DATA PROVIDED =
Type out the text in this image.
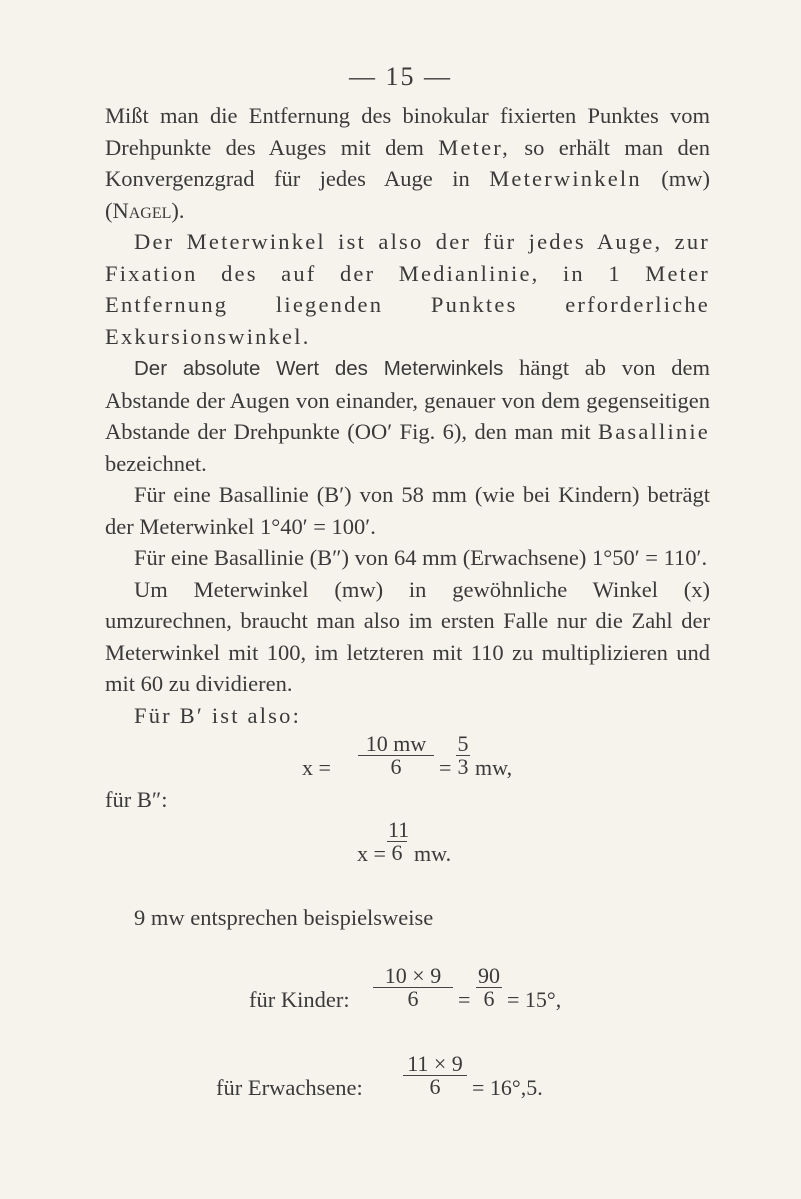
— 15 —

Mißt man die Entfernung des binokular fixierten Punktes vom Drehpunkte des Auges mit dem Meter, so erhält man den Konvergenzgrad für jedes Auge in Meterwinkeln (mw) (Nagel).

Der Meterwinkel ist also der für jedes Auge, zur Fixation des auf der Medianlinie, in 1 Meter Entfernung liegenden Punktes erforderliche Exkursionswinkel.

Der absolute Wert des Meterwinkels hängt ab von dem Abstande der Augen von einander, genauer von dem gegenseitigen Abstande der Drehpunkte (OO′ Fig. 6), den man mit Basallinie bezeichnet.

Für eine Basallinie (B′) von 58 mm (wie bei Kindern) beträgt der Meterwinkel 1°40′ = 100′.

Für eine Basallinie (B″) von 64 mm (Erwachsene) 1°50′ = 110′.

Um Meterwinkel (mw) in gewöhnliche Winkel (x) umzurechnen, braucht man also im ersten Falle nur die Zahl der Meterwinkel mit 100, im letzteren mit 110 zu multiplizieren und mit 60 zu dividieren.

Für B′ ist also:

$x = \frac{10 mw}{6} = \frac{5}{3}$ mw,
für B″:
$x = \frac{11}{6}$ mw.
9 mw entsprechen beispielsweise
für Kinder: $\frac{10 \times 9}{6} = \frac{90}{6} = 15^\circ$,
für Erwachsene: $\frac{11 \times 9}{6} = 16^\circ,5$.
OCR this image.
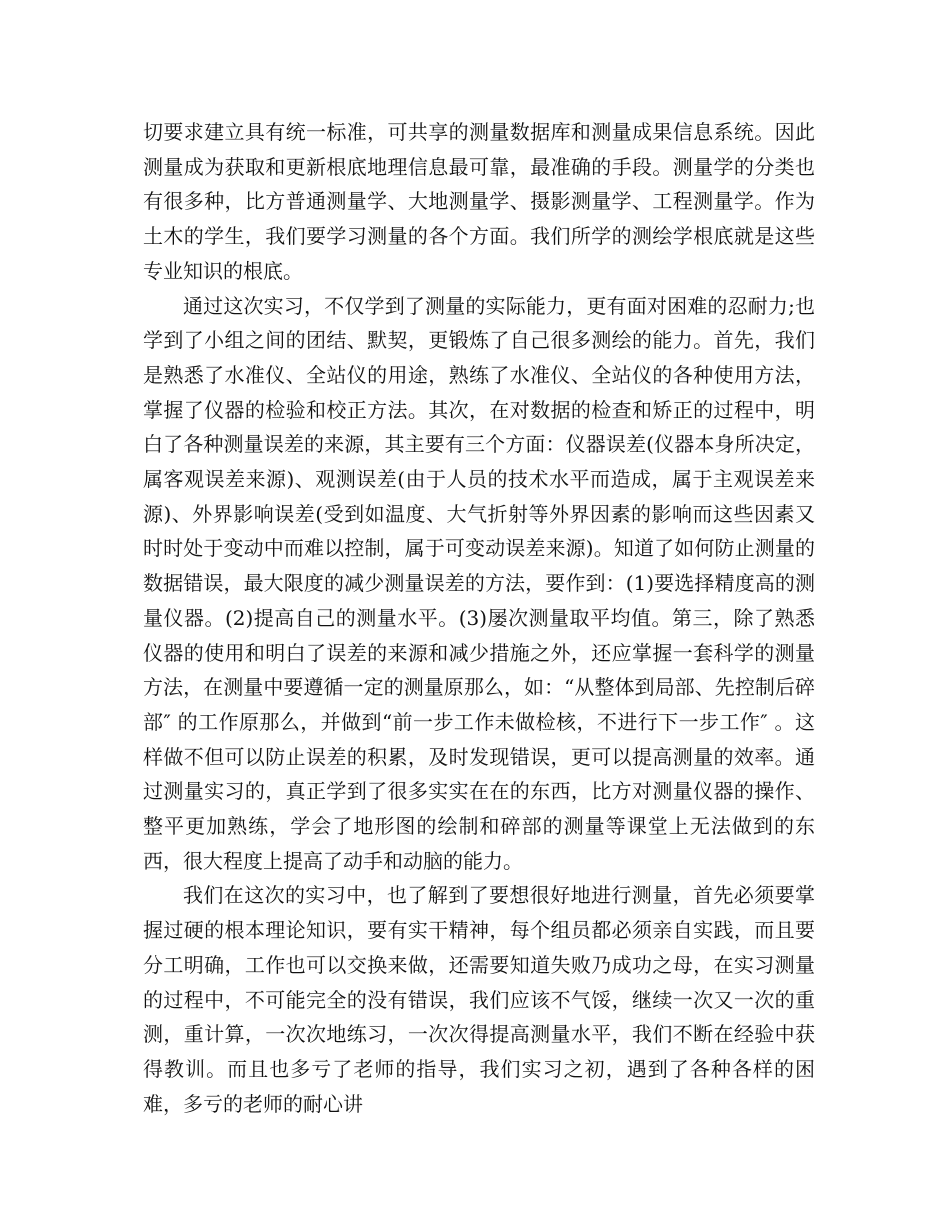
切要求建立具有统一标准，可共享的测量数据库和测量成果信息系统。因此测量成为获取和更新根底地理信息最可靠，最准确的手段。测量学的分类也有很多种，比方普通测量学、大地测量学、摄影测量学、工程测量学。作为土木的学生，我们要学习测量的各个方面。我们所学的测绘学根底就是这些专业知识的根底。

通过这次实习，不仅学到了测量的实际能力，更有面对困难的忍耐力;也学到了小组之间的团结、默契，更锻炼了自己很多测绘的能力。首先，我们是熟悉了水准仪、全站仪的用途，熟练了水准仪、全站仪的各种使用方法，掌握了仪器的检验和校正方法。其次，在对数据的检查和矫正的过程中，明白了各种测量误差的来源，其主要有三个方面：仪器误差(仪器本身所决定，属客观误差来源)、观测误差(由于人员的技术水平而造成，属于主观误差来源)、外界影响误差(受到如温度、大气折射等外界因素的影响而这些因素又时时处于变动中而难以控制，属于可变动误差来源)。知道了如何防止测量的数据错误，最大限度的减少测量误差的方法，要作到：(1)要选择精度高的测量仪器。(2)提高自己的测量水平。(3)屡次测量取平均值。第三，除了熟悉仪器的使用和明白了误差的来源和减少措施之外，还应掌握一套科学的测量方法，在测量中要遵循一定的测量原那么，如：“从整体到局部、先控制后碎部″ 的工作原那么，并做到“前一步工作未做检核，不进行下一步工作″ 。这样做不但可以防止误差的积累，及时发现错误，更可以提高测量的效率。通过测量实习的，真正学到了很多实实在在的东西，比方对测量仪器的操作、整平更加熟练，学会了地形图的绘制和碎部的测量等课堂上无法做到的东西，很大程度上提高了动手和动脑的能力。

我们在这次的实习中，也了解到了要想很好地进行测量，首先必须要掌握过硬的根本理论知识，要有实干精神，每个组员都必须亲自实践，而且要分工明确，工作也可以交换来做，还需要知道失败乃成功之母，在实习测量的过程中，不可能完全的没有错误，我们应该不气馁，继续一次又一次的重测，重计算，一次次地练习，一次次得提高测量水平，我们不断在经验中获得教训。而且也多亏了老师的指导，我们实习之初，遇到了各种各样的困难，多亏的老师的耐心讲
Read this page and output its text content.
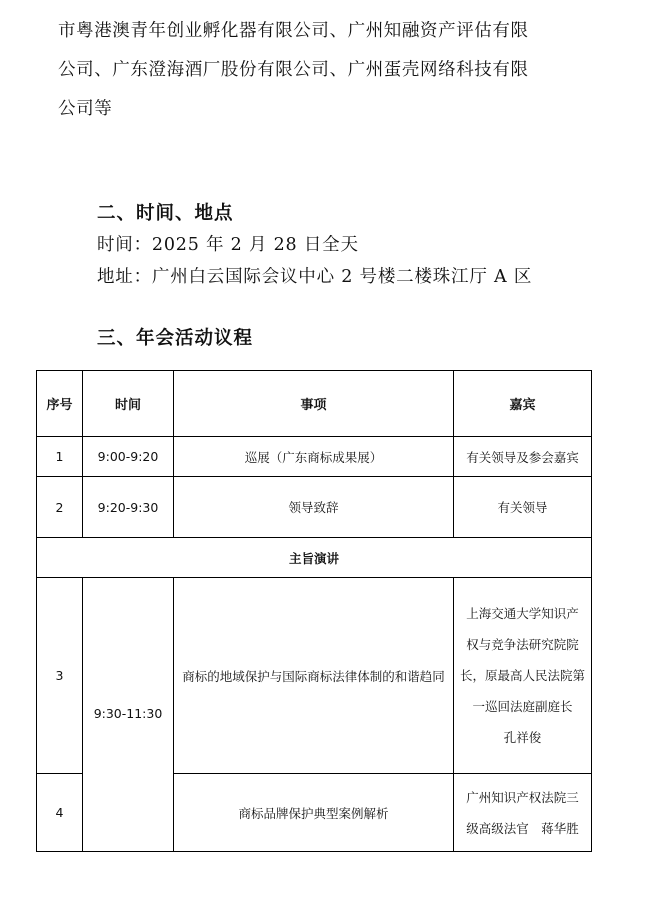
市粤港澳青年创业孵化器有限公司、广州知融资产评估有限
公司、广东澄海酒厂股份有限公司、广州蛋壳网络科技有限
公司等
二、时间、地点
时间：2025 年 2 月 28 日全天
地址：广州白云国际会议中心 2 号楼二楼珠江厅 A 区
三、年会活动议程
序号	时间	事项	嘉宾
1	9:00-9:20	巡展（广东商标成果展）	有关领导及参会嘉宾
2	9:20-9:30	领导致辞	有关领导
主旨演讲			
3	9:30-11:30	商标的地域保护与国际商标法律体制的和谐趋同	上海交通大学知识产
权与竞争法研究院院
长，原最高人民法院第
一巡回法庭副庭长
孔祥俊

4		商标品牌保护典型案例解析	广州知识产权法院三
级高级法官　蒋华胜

GOAL OF THE EXERCISE = Only the number is wanted: how many lines in the preceding entries hold the string "frac"?

PROBLEM SOLUTION = 4